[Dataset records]
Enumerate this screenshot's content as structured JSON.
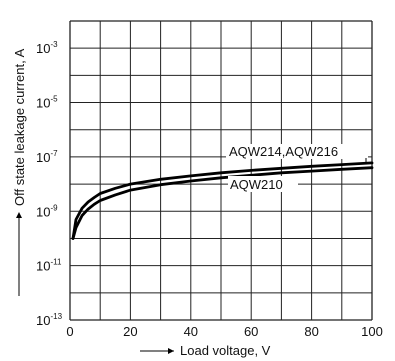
{
  "chart_data": {
    "type": "line",
    "title": "",
    "xlabel": "Load voltage, V",
    "ylabel": "Off state leakage current, A",
    "xlim": [
      0,
      100
    ],
    "ylim_log10": [
      -13,
      -2
    ],
    "y_scale": "log",
    "grid": true,
    "x_ticks": [
      "0",
      "20",
      "40",
      "60",
      "80",
      "100"
    ],
    "y_ticks": [
      {
        "base": "10",
        "exp": "-13"
      },
      {
        "base": "10",
        "exp": "-11"
      },
      {
        "base": "10",
        "exp": "-9"
      },
      {
        "base": "10",
        "exp": "-7"
      },
      {
        "base": "10",
        "exp": "-5"
      },
      {
        "base": "10",
        "exp": "-3"
      }
    ],
    "series": [
      {
        "name": "AQW214,AQW216",
        "x": [
          1,
          2,
          4,
          6,
          8,
          10,
          15,
          20,
          30,
          40,
          50,
          60,
          70,
          80,
          90,
          100
        ],
        "y": [
          1e-10,
          5e-10,
          1.3e-09,
          2.2e-09,
          3.2e-09,
          4.5e-09,
          7e-09,
          1e-08,
          1.5e-08,
          2e-08,
          2.6e-08,
          3.2e-08,
          3.8e-08,
          4.5e-08,
          5.2e-08,
          6e-08
        ]
      },
      {
        "name": "AQW210",
        "x": [
          1,
          2,
          4,
          6,
          8,
          10,
          15,
          20,
          30,
          40,
          50,
          60,
          70,
          80,
          90,
          100
        ],
        "y": [
          1e-10,
          2.5e-10,
          7e-10,
          1.2e-09,
          1.8e-09,
          2.5e-09,
          4e-09,
          6e-09,
          9.5e-09,
          1.3e-08,
          1.7e-08,
          2.1e-08,
          2.6e-08,
          3e-08,
          3.5e-08,
          4e-08
        ]
      }
    ]
  }
}
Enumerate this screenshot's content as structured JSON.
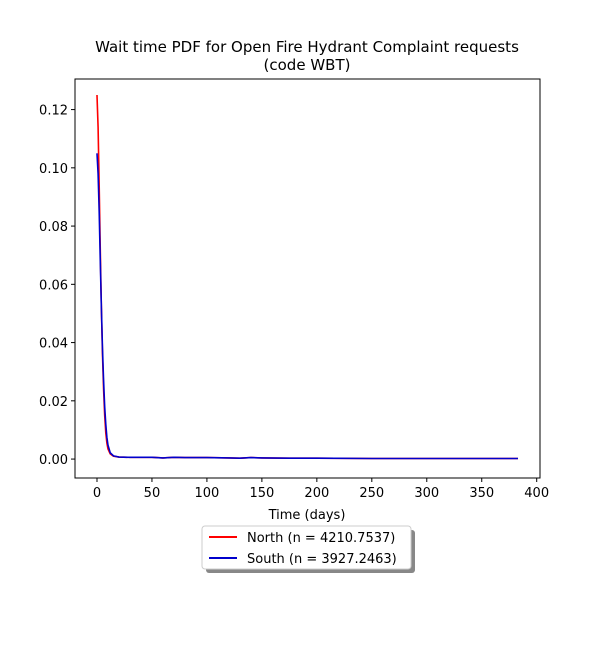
{
  "chart_data": {
    "type": "line",
    "title_line1": "Wait time PDF for Open Fire Hydrant Complaint  requests",
    "title_line2": "(code WBT)",
    "xlabel": "Time (days)",
    "ylabel": "",
    "xlim": [
      -20,
      403
    ],
    "ylim": [
      -0.0065,
      0.1305
    ],
    "xticks": [
      0,
      50,
      100,
      150,
      200,
      250,
      300,
      350,
      400
    ],
    "yticks": [
      0.0,
      0.02,
      0.04,
      0.06,
      0.08,
      0.1,
      0.12
    ],
    "ytick_labels": [
      "0.00",
      "0.02",
      "0.04",
      "0.06",
      "0.08",
      "0.10",
      "0.12"
    ],
    "grid": false,
    "legend_placement": "below",
    "series": [
      {
        "name": "North (n = 4210.7537)",
        "color": "#ff0000",
        "points": [
          [
            0,
            0.125
          ],
          [
            1,
            0.114
          ],
          [
            2,
            0.094
          ],
          [
            3,
            0.072
          ],
          [
            4,
            0.052
          ],
          [
            5,
            0.036
          ],
          [
            6,
            0.024
          ],
          [
            7,
            0.015
          ],
          [
            8,
            0.009
          ],
          [
            9,
            0.0055
          ],
          [
            10,
            0.0035
          ],
          [
            12,
            0.0018
          ],
          [
            15,
            0.001
          ],
          [
            20,
            0.0007
          ],
          [
            30,
            0.0006
          ],
          [
            50,
            0.0006
          ],
          [
            60,
            0.0004
          ],
          [
            70,
            0.0006
          ],
          [
            80,
            0.0005
          ],
          [
            100,
            0.0005
          ],
          [
            120,
            0.0004
          ],
          [
            130,
            0.0003
          ],
          [
            140,
            0.0005
          ],
          [
            150,
            0.0004
          ],
          [
            175,
            0.0003
          ],
          [
            200,
            0.0003
          ],
          [
            250,
            0.0002
          ],
          [
            300,
            0.0002
          ],
          [
            350,
            0.0002
          ],
          [
            383,
            0.0002
          ]
        ]
      },
      {
        "name": "South (n = 3927.2463)",
        "color": "#0000cc",
        "points": [
          [
            0,
            0.105
          ],
          [
            1,
            0.098
          ],
          [
            2,
            0.085
          ],
          [
            3,
            0.068
          ],
          [
            4,
            0.052
          ],
          [
            5,
            0.038
          ],
          [
            6,
            0.027
          ],
          [
            7,
            0.018
          ],
          [
            8,
            0.012
          ],
          [
            9,
            0.0075
          ],
          [
            10,
            0.0048
          ],
          [
            12,
            0.0022
          ],
          [
            15,
            0.0011
          ],
          [
            20,
            0.0007
          ],
          [
            30,
            0.0006
          ],
          [
            50,
            0.0006
          ],
          [
            60,
            0.0004
          ],
          [
            70,
            0.0006
          ],
          [
            80,
            0.0005
          ],
          [
            100,
            0.0005
          ],
          [
            120,
            0.0004
          ],
          [
            130,
            0.0003
          ],
          [
            140,
            0.0005
          ],
          [
            150,
            0.0004
          ],
          [
            175,
            0.0003
          ],
          [
            200,
            0.0003
          ],
          [
            250,
            0.0002
          ],
          [
            300,
            0.0002
          ],
          [
            350,
            0.0002
          ],
          [
            383,
            0.0002
          ]
        ]
      }
    ]
  }
}
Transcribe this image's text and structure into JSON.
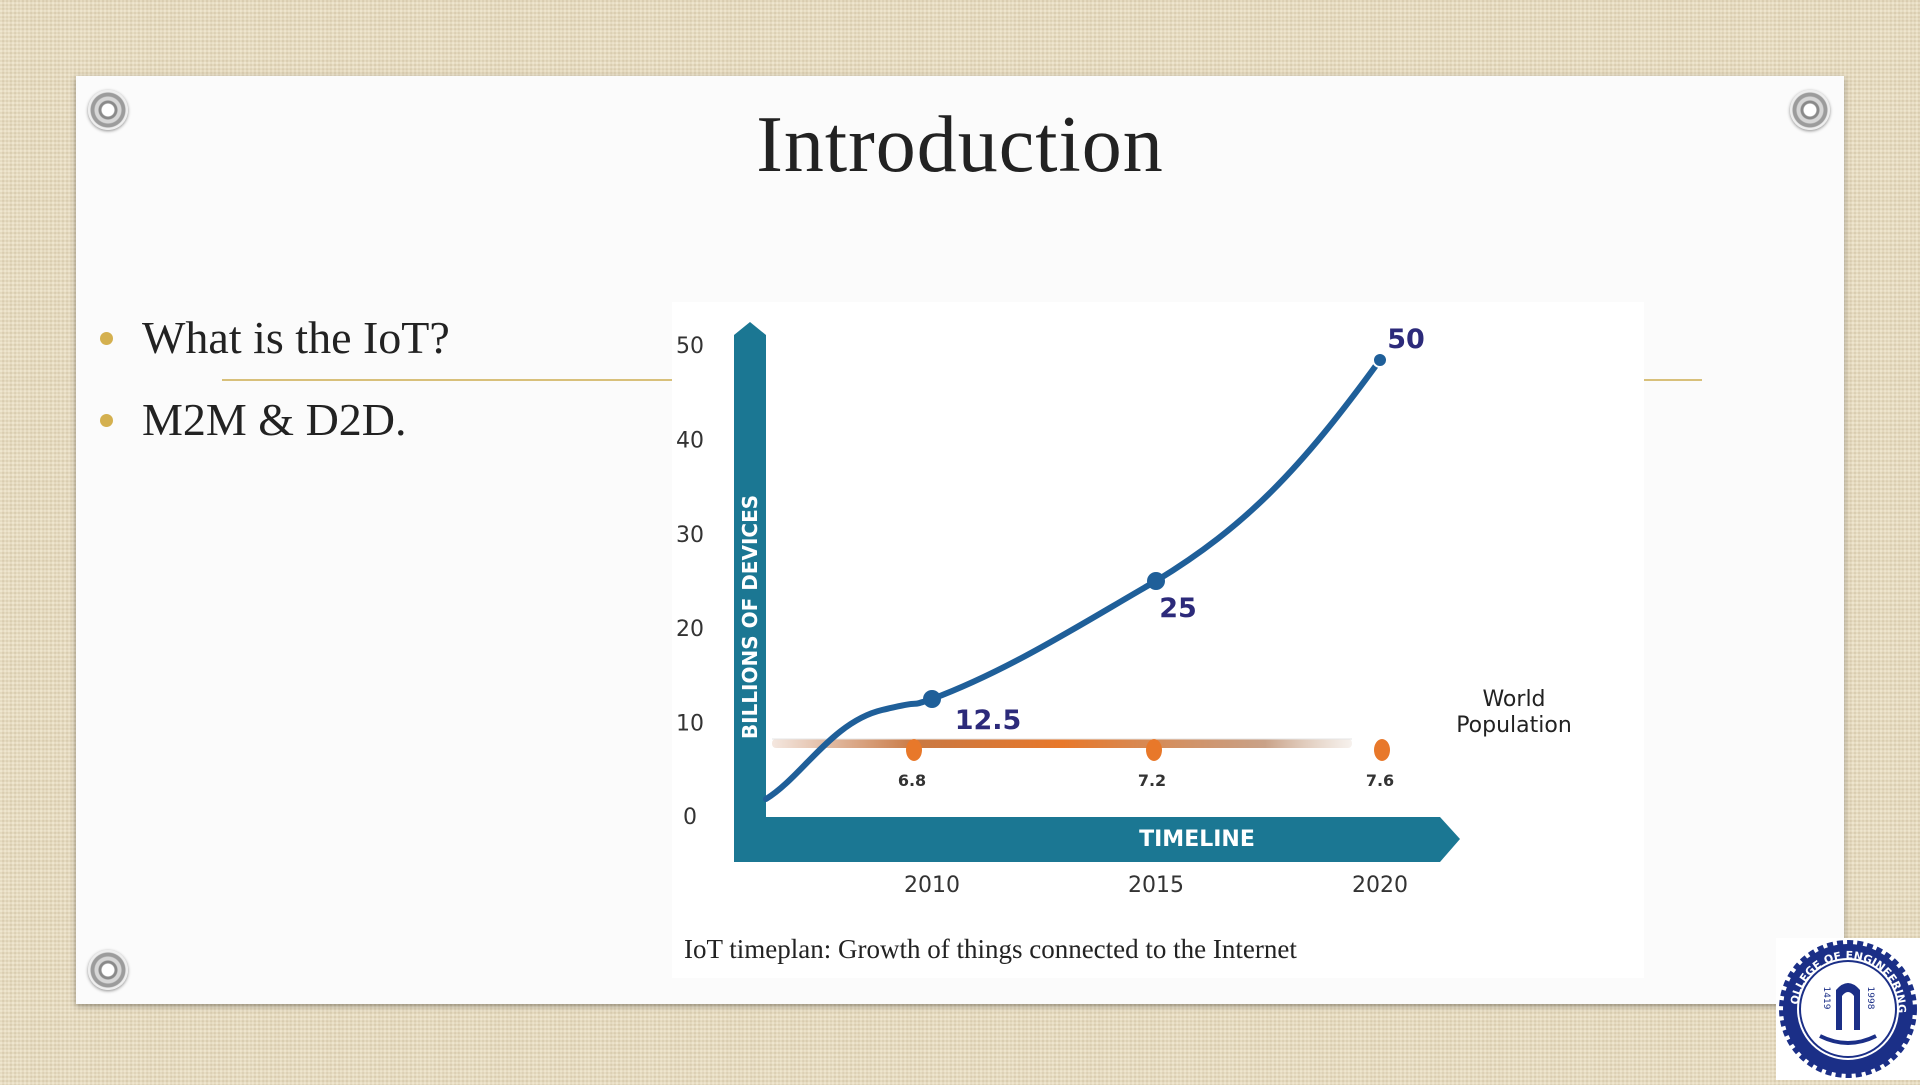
{
  "slide": {
    "title": "Introduction",
    "bullets": [
      "What is the IoT?",
      "M2M & D2D."
    ],
    "caption": "IoT timeplan: Growth of things connected to the Internet"
  },
  "logo": {
    "ring_text": "COLLEGE OF ENGINEERING",
    "year_left": "1419",
    "year_right": "1998"
  },
  "colors": {
    "axis_teal": "#1b7793",
    "curve_blue": "#1f5f99",
    "label_navy": "#2c2a7a",
    "population_orange": "#e8782a",
    "bullet_gold": "#d4b04f"
  },
  "chart_data": {
    "type": "line",
    "ylabel": "BILLIONS OF DEVICES",
    "xlabel": "TIMELINE",
    "ylim": [
      0,
      50
    ],
    "y_ticks": [
      "0",
      "10",
      "20",
      "30",
      "40",
      "50"
    ],
    "x_ticks": [
      "2010",
      "2015",
      "2020"
    ],
    "series": [
      {
        "name": "",
        "x": [
          2010,
          2015,
          2020
        ],
        "values": [
          12.5,
          25,
          50
        ],
        "labels": [
          "12.5",
          "25",
          "50"
        ]
      },
      {
        "name": "World Population",
        "x": [
          2010,
          2015,
          2020
        ],
        "values": [
          6.8,
          7.2,
          7.6
        ],
        "labels": [
          "6.8",
          "7.2",
          "7.6"
        ]
      }
    ],
    "population_label_lines": [
      "World",
      "Population"
    ],
    "grid": false
  }
}
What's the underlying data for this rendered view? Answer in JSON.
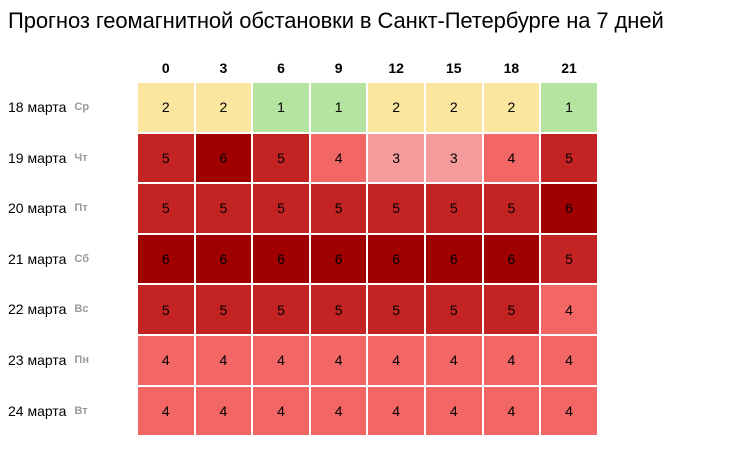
{
  "title": "Прогноз геомагнитной обстановки в Санкт-Петербурге на 7 дней",
  "colors": {
    "1": "#b5e3a0",
    "2": "#fbe6a0",
    "3": "#f59b9b",
    "4": "#f26666",
    "5": "#c32323",
    "6": "#a00000"
  },
  "chart_data": {
    "type": "heatmap",
    "x": [
      "0",
      "3",
      "6",
      "9",
      "12",
      "15",
      "18",
      "21"
    ],
    "rows": [
      {
        "date": "18 марта",
        "dow": "Ср",
        "values": [
          2,
          2,
          1,
          1,
          2,
          2,
          2,
          1
        ]
      },
      {
        "date": "19 марта",
        "dow": "Чт",
        "values": [
          5,
          6,
          5,
          4,
          3,
          3,
          4,
          5
        ]
      },
      {
        "date": "20 марта",
        "dow": "Пт",
        "values": [
          5,
          5,
          5,
          5,
          5,
          5,
          5,
          6
        ]
      },
      {
        "date": "21 марта",
        "dow": "Сб",
        "values": [
          6,
          6,
          6,
          6,
          6,
          6,
          6,
          5
        ]
      },
      {
        "date": "22 марта",
        "dow": "Вс",
        "values": [
          5,
          5,
          5,
          5,
          5,
          5,
          5,
          4
        ]
      },
      {
        "date": "23 марта",
        "dow": "Пн",
        "values": [
          4,
          4,
          4,
          4,
          4,
          4,
          4,
          4
        ]
      },
      {
        "date": "24 марта",
        "dow": "Вт",
        "values": [
          4,
          4,
          4,
          4,
          4,
          4,
          4,
          4
        ]
      }
    ]
  }
}
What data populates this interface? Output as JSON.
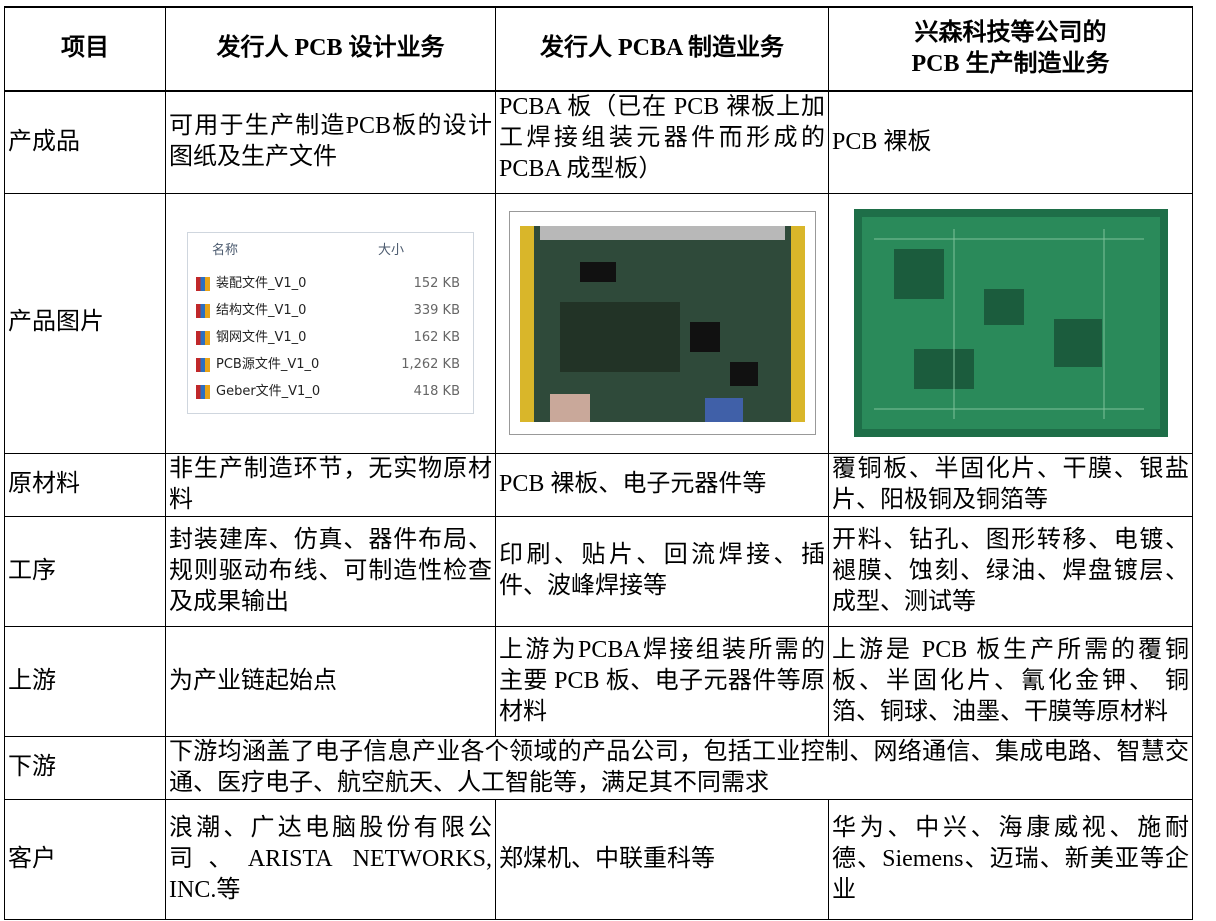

◆ TASK DESCRIPTION ◆
Gather every line containing the word "ylabel" and copy it.

◆ FINISHED EXERCISE ◆
    "ylabel": "Off state leakage current, A",
    "ylabel": "",
    "ylabel": "BILLIONS OF DEVICES",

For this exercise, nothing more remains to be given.